:: THE REQUEST ::
Would you restate all the data that follows, word for word?

# # # #

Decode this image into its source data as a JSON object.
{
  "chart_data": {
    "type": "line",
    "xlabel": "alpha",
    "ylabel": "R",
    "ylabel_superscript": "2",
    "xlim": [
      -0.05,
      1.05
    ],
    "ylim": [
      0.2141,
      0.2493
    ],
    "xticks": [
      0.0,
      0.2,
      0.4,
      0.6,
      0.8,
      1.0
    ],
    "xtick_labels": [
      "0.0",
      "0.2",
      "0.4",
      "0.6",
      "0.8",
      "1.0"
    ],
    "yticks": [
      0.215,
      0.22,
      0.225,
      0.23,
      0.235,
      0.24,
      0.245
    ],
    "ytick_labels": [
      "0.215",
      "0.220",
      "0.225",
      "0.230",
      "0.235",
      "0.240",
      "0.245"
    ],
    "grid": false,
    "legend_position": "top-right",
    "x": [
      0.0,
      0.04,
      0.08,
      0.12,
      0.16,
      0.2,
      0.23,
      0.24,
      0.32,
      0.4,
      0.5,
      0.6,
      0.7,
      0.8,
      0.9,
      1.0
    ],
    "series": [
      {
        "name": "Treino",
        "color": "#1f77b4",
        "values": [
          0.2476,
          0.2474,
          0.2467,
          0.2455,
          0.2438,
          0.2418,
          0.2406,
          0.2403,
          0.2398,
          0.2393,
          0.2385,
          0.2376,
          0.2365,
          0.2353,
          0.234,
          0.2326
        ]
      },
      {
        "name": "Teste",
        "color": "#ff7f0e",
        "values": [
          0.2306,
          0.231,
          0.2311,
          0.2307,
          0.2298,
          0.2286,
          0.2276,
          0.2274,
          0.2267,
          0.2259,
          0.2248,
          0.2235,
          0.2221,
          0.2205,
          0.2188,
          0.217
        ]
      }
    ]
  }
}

# # # #

:: RESULT FOR THIS TASK ::
Decode this image into its source data as a JSON object.
{
  "chart_data": {
    "type": "line",
    "xlabel": "alpha",
    "ylabel": "R",
    "ylabel_superscript": "2",
    "xlim": [
      -0.05,
      1.05
    ],
    "ylim": [
      0.2141,
      0.2493
    ],
    "xticks": [
      0.0,
      0.2,
      0.4,
      0.6,
      0.8,
      1.0
    ],
    "xtick_labels": [
      "0.0",
      "0.2",
      "0.4",
      "0.6",
      "0.8",
      "1.0"
    ],
    "yticks": [
      0.215,
      0.22,
      0.225,
      0.23,
      0.235,
      0.24,
      0.245
    ],
    "ytick_labels": [
      "0.215",
      "0.220",
      "0.225",
      "0.230",
      "0.235",
      "0.240",
      "0.245"
    ],
    "grid": false,
    "legend_position": "top-right",
    "x": [
      0.0,
      0.04,
      0.08,
      0.12,
      0.16,
      0.2,
      0.23,
      0.24,
      0.32,
      0.4,
      0.5,
      0.6,
      0.7,
      0.8,
      0.9,
      1.0
    ],
    "series": [
      {
        "name": "Treino",
        "color": "#1f77b4",
        "values": [
          0.2476,
          0.2474,
          0.2467,
          0.2455,
          0.2438,
          0.2418,
          0.2406,
          0.2403,
          0.2398,
          0.2393,
          0.2385,
          0.2376,
          0.2365,
          0.2353,
          0.234,
          0.2326
        ]
      },
      {
        "name": "Teste",
        "color": "#ff7f0e",
        "values": [
          0.2306,
          0.231,
          0.2311,
          0.2307,
          0.2298,
          0.2286,
          0.2276,
          0.2274,
          0.2267,
          0.2259,
          0.2248,
          0.2235,
          0.2221,
          0.2205,
          0.2188,
          0.217
        ]
      }
    ]
  }
}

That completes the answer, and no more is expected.